Friday, January 20, 2012

SF 49ers move to Santa Clara will cost taxpayers plenty


Source
Taxpayers in California are about to provide more welfare to members of the 1% if the 49ers move to Santa Clara from San Francisco as planned.  A new stadium is projected to cost $1 billion including $850 million of debt according to the Wall Street Journal and by most accounts, a typical sports facility costs local taxpayers more than $10 million a year.

The coupon clippers that choose to invest in professional sports teams froth at the mouth at the chance as invariably the taxpayers insure their investments are pretty secure.  As the crisis of capitalism continues and the real economy falters, the politicians of the 1% that run our municipalities have their friends throw some money their way as they assure the rest of us that it will bring economic prosperity and jobs but these ventures are a safe bet for the 1%.

Most economists and others who have researched the economics of the sports industry argue that there is no benefit to the rest of us through these uses of public funds and that such expenditure is in fact destructive in that it diverts funds that could be used to build schools, improve social services or other useful public ventures.  Even small local mom and pops suffer as funds or subsidies that could promote them are used for speculators and investors from the 1% as well as franchise owners who could reside anywhere from Long Island to Hong Kong.  Then there is the tax-exempt interest we pay moneylenders on the bonds municipalities purchase on our behalf. To attract the 49ers, the city of Santa Clara is dedicating 14 acres of land to the project.  We have to ask ourselves if there might be more productive uses for this---schools, cultural centers, youth clubs to name a couple.

Reason Public Policy Institute researchers Samuel Staley and Leonard Gilroy noted that, "More than 20 years of academic research has failed to find a significant relationship between an investment in a sports stadium and significant job or income growth.". Taxpayer money spent on sports franchises, stadiums or subsidized gambling is not a productive use of our resources.

## DATA SUPPLIED

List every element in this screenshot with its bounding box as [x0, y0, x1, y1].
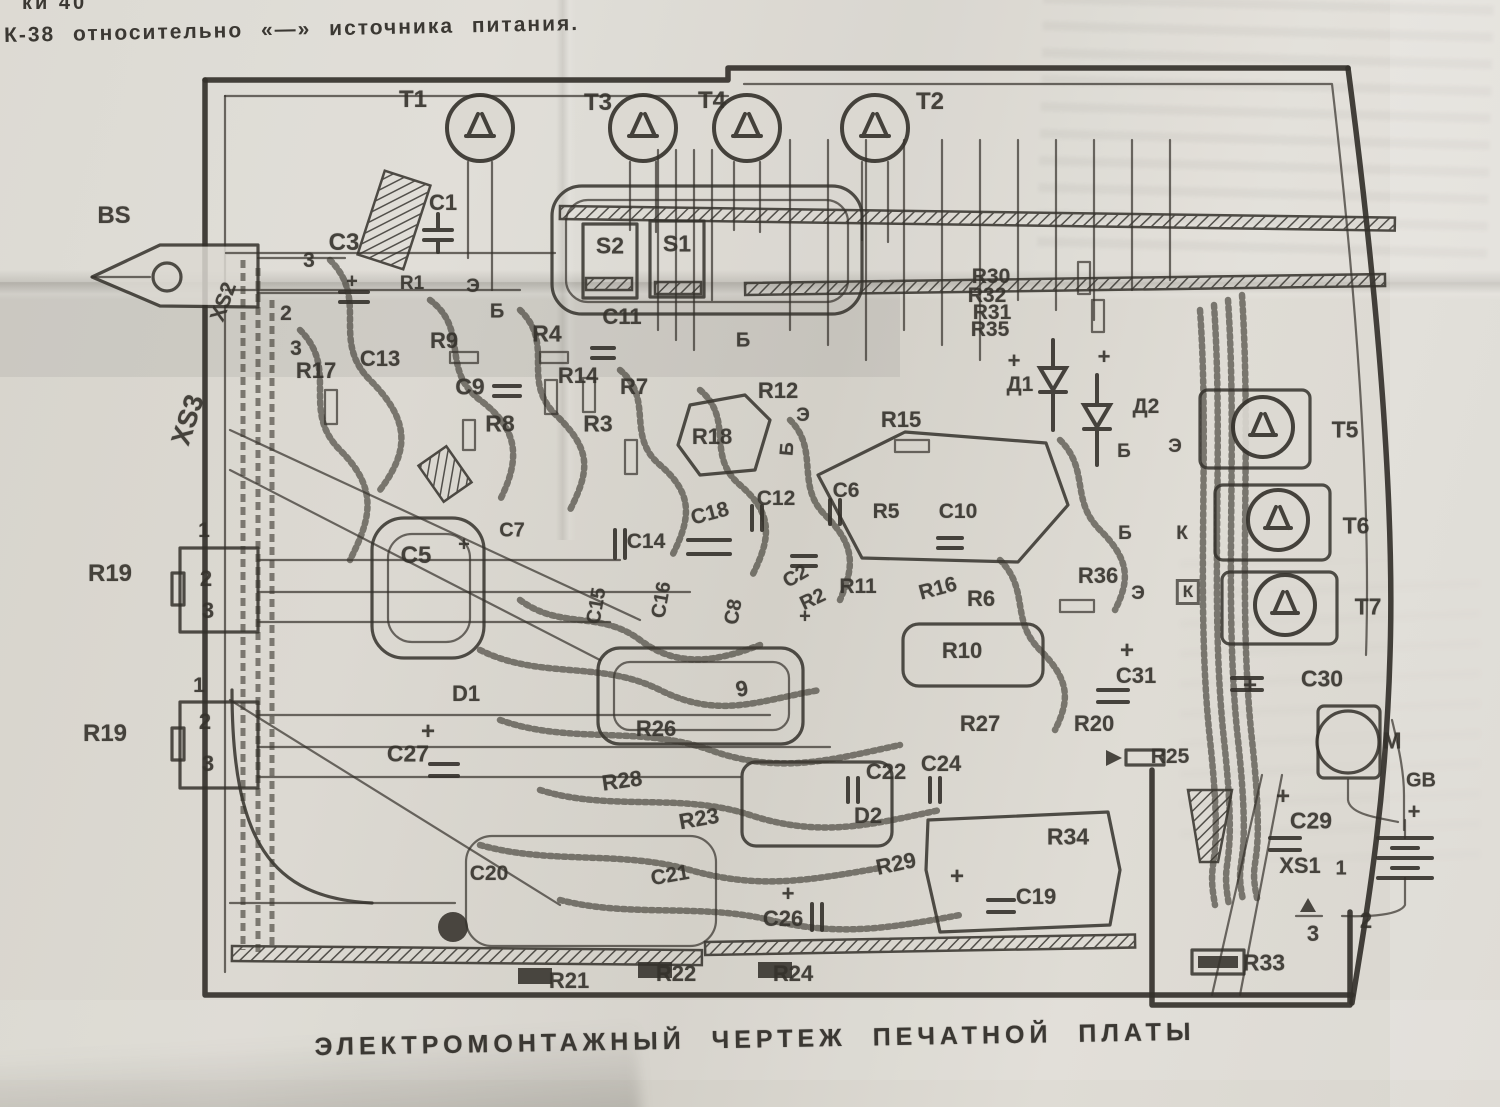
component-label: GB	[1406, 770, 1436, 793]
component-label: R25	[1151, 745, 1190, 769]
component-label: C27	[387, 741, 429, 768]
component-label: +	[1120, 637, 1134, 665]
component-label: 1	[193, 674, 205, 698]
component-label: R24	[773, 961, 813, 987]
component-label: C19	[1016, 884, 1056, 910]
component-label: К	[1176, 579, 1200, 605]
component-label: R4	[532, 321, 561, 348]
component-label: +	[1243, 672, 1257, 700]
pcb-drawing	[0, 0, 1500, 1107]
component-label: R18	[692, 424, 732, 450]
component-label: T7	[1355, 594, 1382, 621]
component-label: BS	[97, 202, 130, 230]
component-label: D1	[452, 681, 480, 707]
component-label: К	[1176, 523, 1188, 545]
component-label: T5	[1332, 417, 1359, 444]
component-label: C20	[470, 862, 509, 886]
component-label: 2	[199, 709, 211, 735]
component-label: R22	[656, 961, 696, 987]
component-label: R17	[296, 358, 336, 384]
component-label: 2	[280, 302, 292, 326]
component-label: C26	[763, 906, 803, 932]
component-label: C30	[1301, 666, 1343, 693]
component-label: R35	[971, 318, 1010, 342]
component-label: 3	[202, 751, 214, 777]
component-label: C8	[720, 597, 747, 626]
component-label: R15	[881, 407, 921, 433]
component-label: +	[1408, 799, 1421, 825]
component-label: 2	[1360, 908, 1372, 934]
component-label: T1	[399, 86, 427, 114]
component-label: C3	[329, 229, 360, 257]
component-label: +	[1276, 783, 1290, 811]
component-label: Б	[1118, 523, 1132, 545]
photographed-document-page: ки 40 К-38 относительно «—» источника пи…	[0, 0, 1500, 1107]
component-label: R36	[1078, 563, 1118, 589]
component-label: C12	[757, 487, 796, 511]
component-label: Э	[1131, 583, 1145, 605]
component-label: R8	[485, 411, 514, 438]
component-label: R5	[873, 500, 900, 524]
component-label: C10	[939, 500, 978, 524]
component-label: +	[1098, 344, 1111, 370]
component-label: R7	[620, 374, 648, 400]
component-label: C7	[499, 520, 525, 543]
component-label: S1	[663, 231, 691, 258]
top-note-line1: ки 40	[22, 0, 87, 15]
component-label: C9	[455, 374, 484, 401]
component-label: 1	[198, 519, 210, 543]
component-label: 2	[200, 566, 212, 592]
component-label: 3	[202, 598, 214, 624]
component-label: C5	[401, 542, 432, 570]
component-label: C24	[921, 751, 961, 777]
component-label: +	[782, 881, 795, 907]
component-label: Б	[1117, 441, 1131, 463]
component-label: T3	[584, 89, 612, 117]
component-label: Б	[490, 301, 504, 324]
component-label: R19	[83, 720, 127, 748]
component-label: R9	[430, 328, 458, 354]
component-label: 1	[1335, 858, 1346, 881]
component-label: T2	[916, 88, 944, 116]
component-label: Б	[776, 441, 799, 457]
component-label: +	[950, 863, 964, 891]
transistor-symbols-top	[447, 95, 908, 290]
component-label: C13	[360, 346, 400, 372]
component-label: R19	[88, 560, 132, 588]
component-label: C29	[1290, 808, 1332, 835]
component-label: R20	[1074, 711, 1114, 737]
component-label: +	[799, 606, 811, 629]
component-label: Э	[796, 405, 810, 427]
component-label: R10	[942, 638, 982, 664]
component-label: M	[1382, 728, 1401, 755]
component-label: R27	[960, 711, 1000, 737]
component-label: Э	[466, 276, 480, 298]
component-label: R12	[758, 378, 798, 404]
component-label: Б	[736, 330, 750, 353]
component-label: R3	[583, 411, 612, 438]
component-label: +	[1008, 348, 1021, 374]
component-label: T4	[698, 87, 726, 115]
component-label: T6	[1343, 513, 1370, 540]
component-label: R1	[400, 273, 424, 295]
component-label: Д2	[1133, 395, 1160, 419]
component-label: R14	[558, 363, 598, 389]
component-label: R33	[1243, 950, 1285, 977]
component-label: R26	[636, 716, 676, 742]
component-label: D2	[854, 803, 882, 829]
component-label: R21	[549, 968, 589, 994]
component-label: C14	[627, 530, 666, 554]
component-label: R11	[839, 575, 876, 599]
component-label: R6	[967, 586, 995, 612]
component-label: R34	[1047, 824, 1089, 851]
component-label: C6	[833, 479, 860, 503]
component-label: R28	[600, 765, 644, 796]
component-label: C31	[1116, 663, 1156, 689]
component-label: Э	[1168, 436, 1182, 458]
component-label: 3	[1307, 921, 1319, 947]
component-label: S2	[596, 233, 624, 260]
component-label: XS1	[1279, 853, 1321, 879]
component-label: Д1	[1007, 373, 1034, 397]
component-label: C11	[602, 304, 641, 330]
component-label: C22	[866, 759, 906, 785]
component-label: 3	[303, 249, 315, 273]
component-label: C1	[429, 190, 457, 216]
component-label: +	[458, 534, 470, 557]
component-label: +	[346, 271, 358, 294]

## REQUIRED WORK
1/ Transcribe the 49ers stadium post from "The coupon clippers" to "for the 1%.".
2/ Write the next part of the post about the 49ers move to Santa Clara, picking up after its final sentence.

## EXERCISE RESULTS
1/
The coupon clippers that choose to invest in professional sports teams froth at the mouth at the chance as invariably the taxpayers insure their investments are pretty secure.  As the crisis of capitalism continues and the real economy falters, the politicians of the 1% that run our municipalities have their friends throw some money their way as they assure the rest of us that it will bring economic prosperity and jobs but these ventures are a safe bet for the 1%.

2/
The actual costs or benefits are never really known in the initial stages.  In the case of Santa Clara, supporters of the deal claim that it will bring $43 million worth of economic activity to the city. What that really means is anyone’s business. The financial plan for paying off some of the debt ($450 million) that will be assumed to build the stadium is relying on corporations coughing up cash for the right to name it and the right to buy season tickets. The one per centers that own the 49ers say that they will charge fans between $20,000 and $30,000 for the “right to buy season tickets” for 9000 of the stadiums seats. Some of the seats will cost as much as $80,000.

The 49ers management has also agreed to pay enough rent to cover the stadium’s debt payments but, as the WSJ points out, that rent, estimated at $5 million in 2010, has grown to $30 million today.  The figure will be set in stone before the stadium is up and operating and “locked in place for 40 years”.  “The city (taxpayer) won’t be able to renegotiate if revenue comes up short”, the WSJ adds. One can just imagine what the costs to the taxpayer will be in 40 years when an estimate that went from $5 million to $30 million in 18 months is considered.  You’d have to have a very rosy view of capitalism’s ability to provide a decent life and public services in the future to accept that deal. 

These investments are a no win situation for the taxpayers and more welfare for the one percent. “The average working person is asked to put a tax on their home, or pay sales or some other consumer tax, to build luxury boxes in which they cannot afford to sit.’ This is playing Robin Hood in reverse: Using government's taxing authority to take from the poor and give to the rich.” Houston Mayor Bob Lanier commented.

These ventures, if they produce jobs at all produce low waged jobs.  Many of the food franchises at sporting events may employ Union labor in the form of waiters and hot dog vendors but even unionized workers in the hotel and restaurant industry earn base pay that amounts to poverty wages relying more often on tips.  The bureaucracy that heads the construction unions are very short sighted and many of us who have spent our lives in the ranks of organized Labor would say that they would support the building of prisons that the 1% will put us in as long as they were built Union.

Sport in one form or another has been a healthy and social for of competition as long as humans have walked this earth. Like music and art, it is an expression of our way of life, a healthy expression.  Sport in a capitalist economy is managed from above; it is a business venture, a commodity and like all commodities it must be sold and sold at a profit.  Each part of the year is divided in to sections so that the investors in each sport can divvy up the profits between them.  We are not encouraged to engage in healthy competition with each other as a social function but in the hope our 10 year olds might end up on some professional team. Parents pressure their children to succeed at all costs and fights and even deaths have occurred in these contests. Apart from this, who has the time in an industrial society?

The players in the games are offered to our children as gods and heroes to be emulated. They are walking billboards, pimps for the corporations peddling their wares from shoes to jerseys, hats, candy clothes and other items.  I used to watch football as a kid in England but cannot tell which team is which these days, as it appears from the jerseys that the Vodaphone team is playing O2.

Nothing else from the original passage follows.